◆ **Exercise directions**
Word for word, quote all of the material, omitting the pictures.

++++++

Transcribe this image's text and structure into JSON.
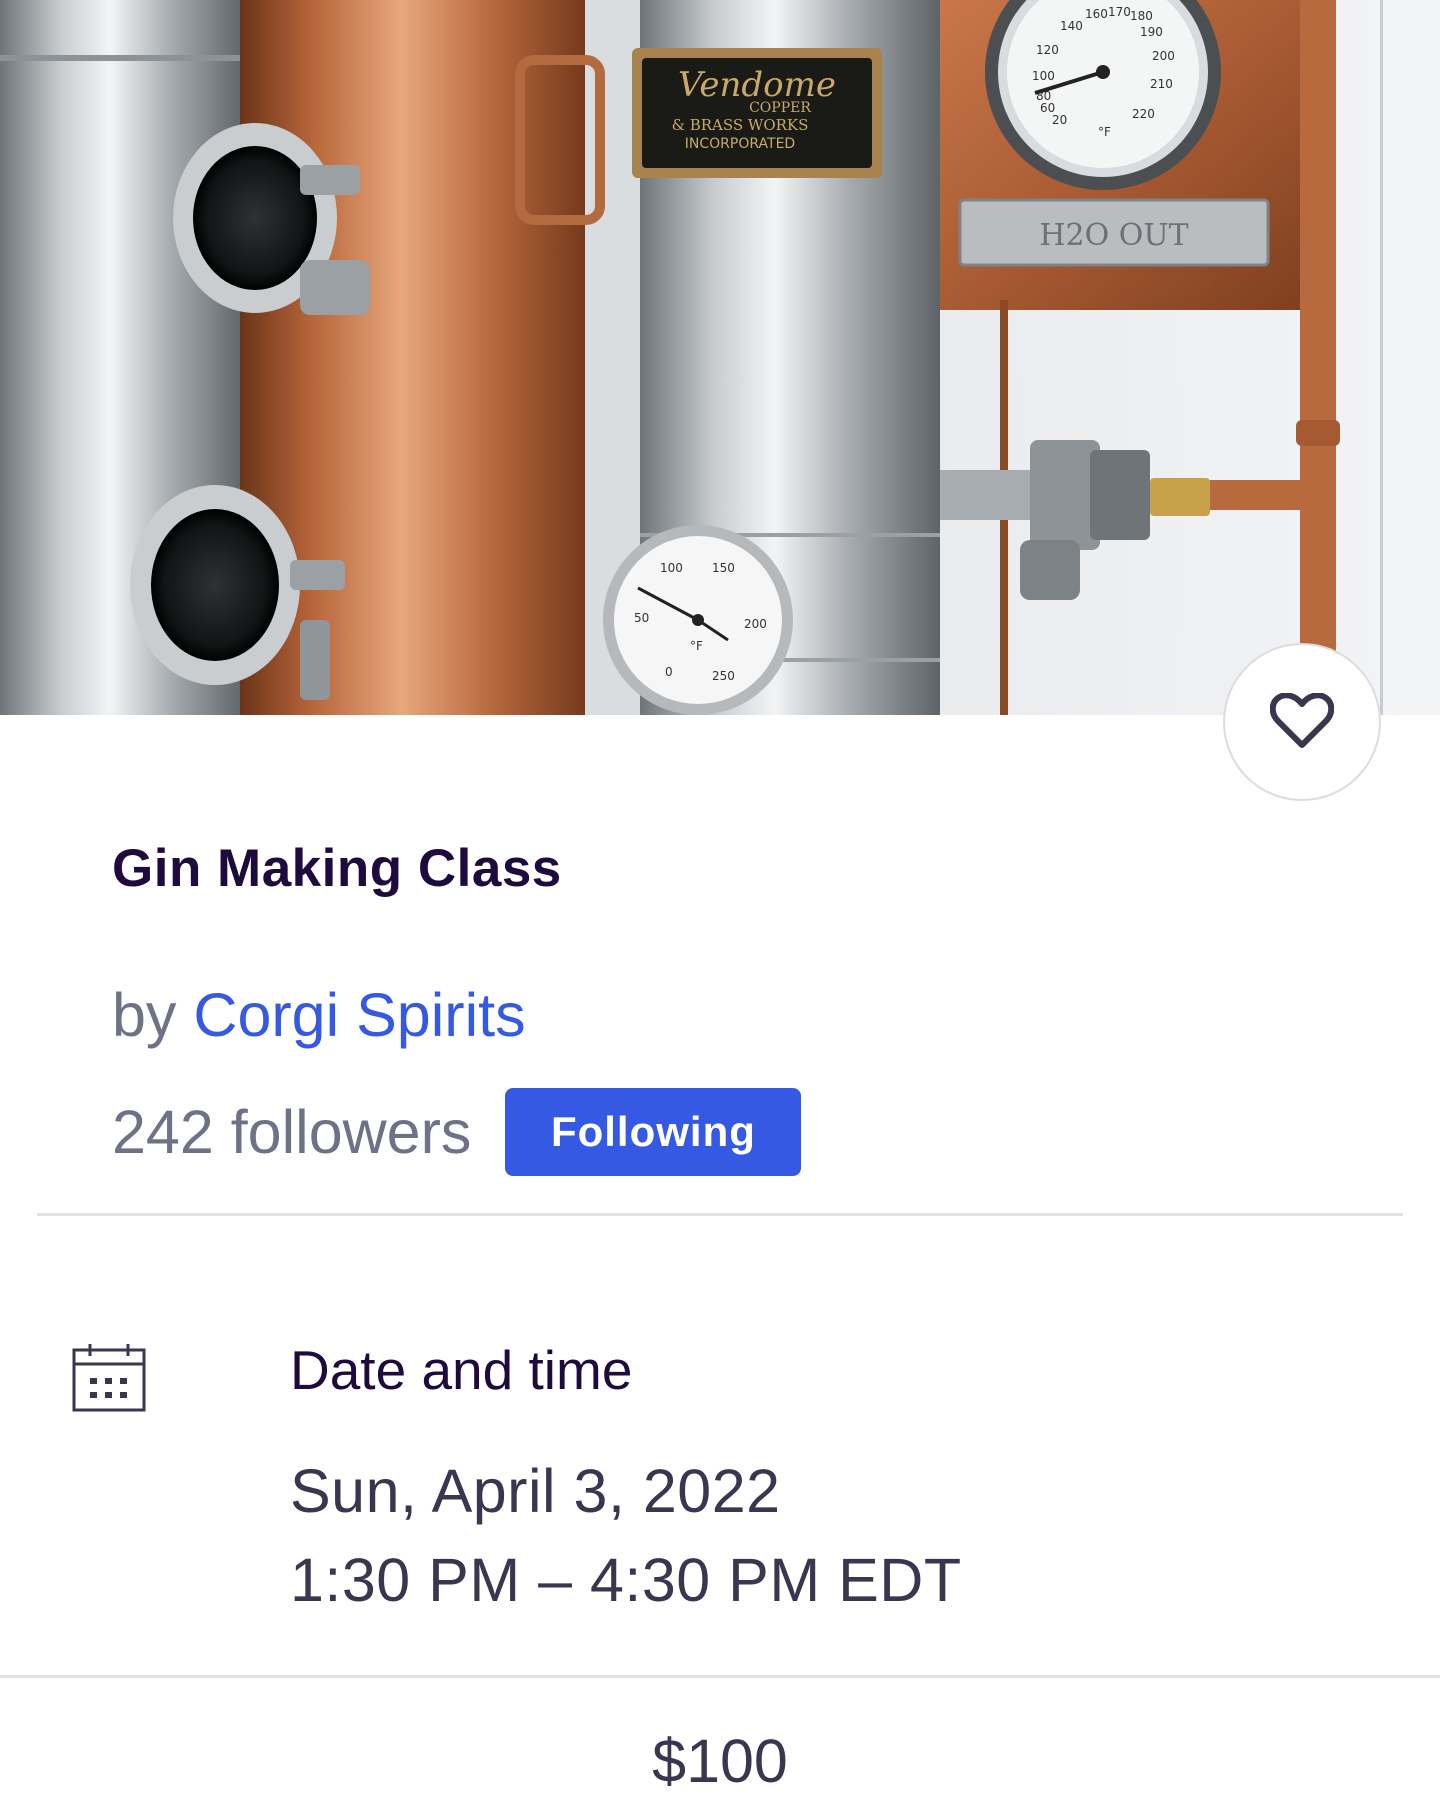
{
  "event": {
    "title": "Gin Making Class",
    "by_prefix": "by",
    "organizer_name": "Corgi Spirits",
    "followers_text": "242 followers",
    "follow_button_label": "Following",
    "favorited": false
  },
  "hero_photo": {
    "plate_lines": [
      "Vendome",
      "COPPER",
      "& BRASS WORKS",
      "INCORPORATED"
    ],
    "sign_text": "H2O OUT",
    "gauge_top_ticks": [
      "140",
      "160",
      "170",
      "180",
      "190",
      "200",
      "210",
      "220",
      "120",
      "100",
      "80",
      "60",
      "20"
    ],
    "gauge_bottom_ticks": [
      "100",
      "150",
      "200",
      "250",
      "50",
      "0"
    ],
    "unit": "°F"
  },
  "date_time": {
    "heading": "Date and time",
    "date": "Sun, April 3, 2022",
    "time": "1:30 PM – 4:30 PM EDT"
  },
  "price": "$100",
  "icons": {
    "favorite": "heart-outline-icon",
    "calendar": "calendar-icon"
  },
  "colors": {
    "brand_blue": "#3659e3",
    "title_text": "#1e0a3c",
    "muted_text": "#6f7287",
    "body_text": "#39364f",
    "divider": "#e1e2e8"
  }
}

++++++

◆ **Worked answer**
Transcribe this image's text and structure into JSON.
{
  "event": {
    "title": "Gin Making Class",
    "by_prefix": "by",
    "organizer_name": "Corgi Spirits",
    "followers_text": "242 followers",
    "follow_button_label": "Following",
    "favorited": false
  },
  "hero_photo": {
    "plate_lines": [
      "Vendome",
      "COPPER",
      "& BRASS WORKS",
      "INCORPORATED"
    ],
    "sign_text": "H2O OUT",
    "gauge_top_ticks": [
      "140",
      "160",
      "170",
      "180",
      "190",
      "200",
      "210",
      "220",
      "120",
      "100",
      "80",
      "60",
      "20"
    ],
    "gauge_bottom_ticks": [
      "100",
      "150",
      "200",
      "250",
      "50",
      "0"
    ],
    "unit": "°F"
  },
  "date_time": {
    "heading": "Date and time",
    "date": "Sun, April 3, 2022",
    "time": "1:30 PM – 4:30 PM EDT"
  },
  "price": "$100",
  "icons": {
    "favorite": "heart-outline-icon",
    "calendar": "calendar-icon"
  },
  "colors": {
    "brand_blue": "#3659e3",
    "title_text": "#1e0a3c",
    "muted_text": "#6f7287",
    "body_text": "#39364f",
    "divider": "#e1e2e8"
  }
}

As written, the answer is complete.